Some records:

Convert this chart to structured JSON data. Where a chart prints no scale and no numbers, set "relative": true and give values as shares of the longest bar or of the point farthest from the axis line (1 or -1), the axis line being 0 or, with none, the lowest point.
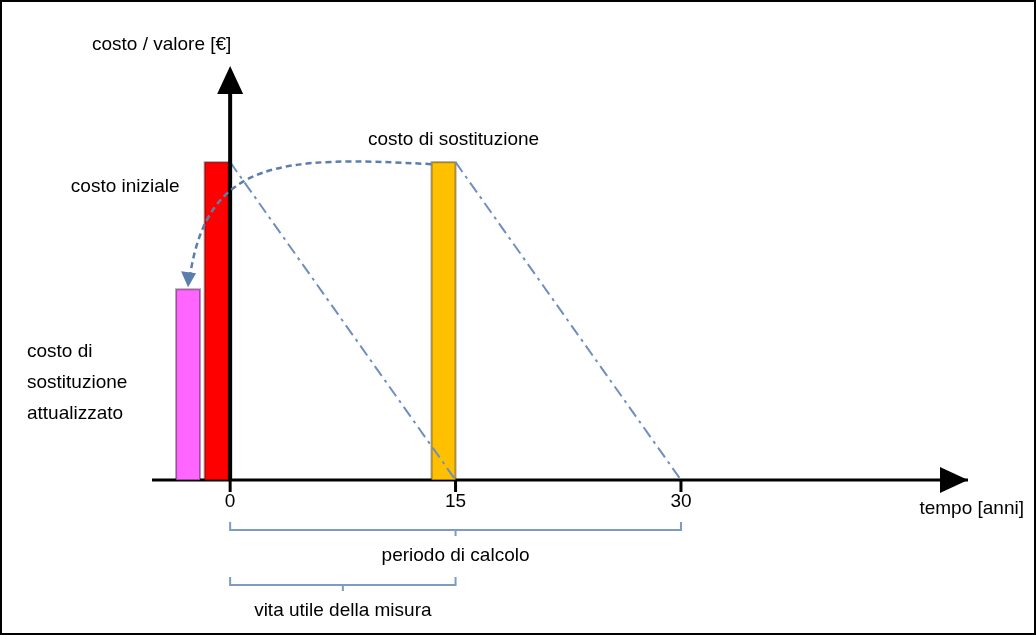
{
  "chart_data": {
    "type": "bar",
    "relative": true,
    "xlabel": "tempo [anni]",
    "xlim": [
      -5.2,
      49.1
    ],
    "xticks": [
      0,
      15,
      30
    ],
    "series": [
      {
        "type": "bar",
        "x": [
          -2.8,
          -0.9,
          14.2
        ],
        "values": [
          0.6,
          1,
          1
        ],
        "colors": [
          "#ff66ff",
          "#ff0000",
          "#ffc000"
        ]
      },
      {
        "type": "line",
        "x": [
          0,
          15
        ],
        "values": [
          1,
          0
        ],
        "color": "#6f8fbf",
        "line_style": "dashed",
        "marker": "none"
      },
      {
        "type": "line",
        "x": [
          15,
          30
        ],
        "values": [
          1,
          0
        ],
        "color": "#6f8fbf",
        "line_style": "dashed",
        "marker": "none"
      }
    ],
    "annotations": [
      "costo / valore [€]",
      {
        "text": "costo iniziale",
        "x": -0.9,
        "y": 1
      },
      {
        "text": "costo di sostituzione",
        "x": 14.2,
        "y": 1
      },
      "costo di sostituzione attualizzato",
      "periodo di calcolo",
      "vita utile della misura"
    ]
  }
}
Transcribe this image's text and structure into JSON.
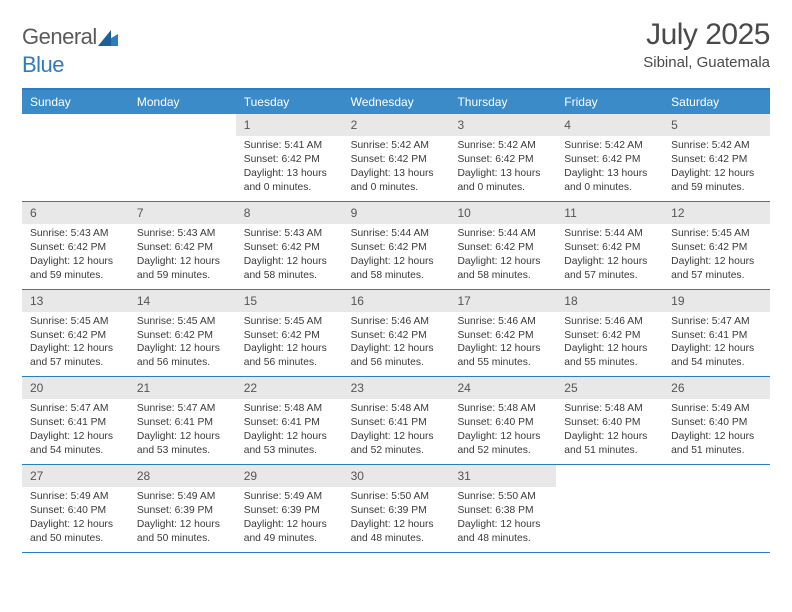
{
  "brand": {
    "part1": "General",
    "part2": "Blue"
  },
  "title": "July 2025",
  "location": "Sibinal, Guatemala",
  "colors": {
    "header_bar": "#3b8bc9",
    "border": "#2f7bbf",
    "daynum_bg": "#e8e8e8",
    "text": "#333333",
    "muted": "#555555",
    "page_bg": "#ffffff"
  },
  "typography": {
    "title_fontsize": 30,
    "location_fontsize": 15,
    "dow_fontsize": 12,
    "cell_fontsize": 10.3,
    "daynum_fontsize": 12
  },
  "layout": {
    "columns": 7,
    "rows": 5,
    "cell_min_height": 84
  },
  "daysOfWeek": [
    "Sunday",
    "Monday",
    "Tuesday",
    "Wednesday",
    "Thursday",
    "Friday",
    "Saturday"
  ],
  "weeks": [
    [
      null,
      null,
      {
        "n": "1",
        "sr": "5:41 AM",
        "ss": "6:42 PM",
        "dl": "13 hours and 0 minutes."
      },
      {
        "n": "2",
        "sr": "5:42 AM",
        "ss": "6:42 PM",
        "dl": "13 hours and 0 minutes."
      },
      {
        "n": "3",
        "sr": "5:42 AM",
        "ss": "6:42 PM",
        "dl": "13 hours and 0 minutes."
      },
      {
        "n": "4",
        "sr": "5:42 AM",
        "ss": "6:42 PM",
        "dl": "13 hours and 0 minutes."
      },
      {
        "n": "5",
        "sr": "5:42 AM",
        "ss": "6:42 PM",
        "dl": "12 hours and 59 minutes."
      }
    ],
    [
      {
        "n": "6",
        "sr": "5:43 AM",
        "ss": "6:42 PM",
        "dl": "12 hours and 59 minutes."
      },
      {
        "n": "7",
        "sr": "5:43 AM",
        "ss": "6:42 PM",
        "dl": "12 hours and 59 minutes."
      },
      {
        "n": "8",
        "sr": "5:43 AM",
        "ss": "6:42 PM",
        "dl": "12 hours and 58 minutes."
      },
      {
        "n": "9",
        "sr": "5:44 AM",
        "ss": "6:42 PM",
        "dl": "12 hours and 58 minutes."
      },
      {
        "n": "10",
        "sr": "5:44 AM",
        "ss": "6:42 PM",
        "dl": "12 hours and 58 minutes."
      },
      {
        "n": "11",
        "sr": "5:44 AM",
        "ss": "6:42 PM",
        "dl": "12 hours and 57 minutes."
      },
      {
        "n": "12",
        "sr": "5:45 AM",
        "ss": "6:42 PM",
        "dl": "12 hours and 57 minutes."
      }
    ],
    [
      {
        "n": "13",
        "sr": "5:45 AM",
        "ss": "6:42 PM",
        "dl": "12 hours and 57 minutes."
      },
      {
        "n": "14",
        "sr": "5:45 AM",
        "ss": "6:42 PM",
        "dl": "12 hours and 56 minutes."
      },
      {
        "n": "15",
        "sr": "5:45 AM",
        "ss": "6:42 PM",
        "dl": "12 hours and 56 minutes."
      },
      {
        "n": "16",
        "sr": "5:46 AM",
        "ss": "6:42 PM",
        "dl": "12 hours and 56 minutes."
      },
      {
        "n": "17",
        "sr": "5:46 AM",
        "ss": "6:42 PM",
        "dl": "12 hours and 55 minutes."
      },
      {
        "n": "18",
        "sr": "5:46 AM",
        "ss": "6:42 PM",
        "dl": "12 hours and 55 minutes."
      },
      {
        "n": "19",
        "sr": "5:47 AM",
        "ss": "6:41 PM",
        "dl": "12 hours and 54 minutes."
      }
    ],
    [
      {
        "n": "20",
        "sr": "5:47 AM",
        "ss": "6:41 PM",
        "dl": "12 hours and 54 minutes."
      },
      {
        "n": "21",
        "sr": "5:47 AM",
        "ss": "6:41 PM",
        "dl": "12 hours and 53 minutes."
      },
      {
        "n": "22",
        "sr": "5:48 AM",
        "ss": "6:41 PM",
        "dl": "12 hours and 53 minutes."
      },
      {
        "n": "23",
        "sr": "5:48 AM",
        "ss": "6:41 PM",
        "dl": "12 hours and 52 minutes."
      },
      {
        "n": "24",
        "sr": "5:48 AM",
        "ss": "6:40 PM",
        "dl": "12 hours and 52 minutes."
      },
      {
        "n": "25",
        "sr": "5:48 AM",
        "ss": "6:40 PM",
        "dl": "12 hours and 51 minutes."
      },
      {
        "n": "26",
        "sr": "5:49 AM",
        "ss": "6:40 PM",
        "dl": "12 hours and 51 minutes."
      }
    ],
    [
      {
        "n": "27",
        "sr": "5:49 AM",
        "ss": "6:40 PM",
        "dl": "12 hours and 50 minutes."
      },
      {
        "n": "28",
        "sr": "5:49 AM",
        "ss": "6:39 PM",
        "dl": "12 hours and 50 minutes."
      },
      {
        "n": "29",
        "sr": "5:49 AM",
        "ss": "6:39 PM",
        "dl": "12 hours and 49 minutes."
      },
      {
        "n": "30",
        "sr": "5:50 AM",
        "ss": "6:39 PM",
        "dl": "12 hours and 48 minutes."
      },
      {
        "n": "31",
        "sr": "5:50 AM",
        "ss": "6:38 PM",
        "dl": "12 hours and 48 minutes."
      },
      null,
      null
    ]
  ],
  "labels": {
    "sunrise": "Sunrise:",
    "sunset": "Sunset:",
    "daylight": "Daylight:"
  }
}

■ Problem to solve ■
For each line above that contains the word "true", copy that line.

■ In response ■
Convert this chart to structured JSON data. Where a chart prints no scale and no numbers, set "relative": true and give values as shares of the longest bar or of the point farthest from the axis line (1 or -1), the axis line being 0 or, with none, the lowest point.
    "relative": true,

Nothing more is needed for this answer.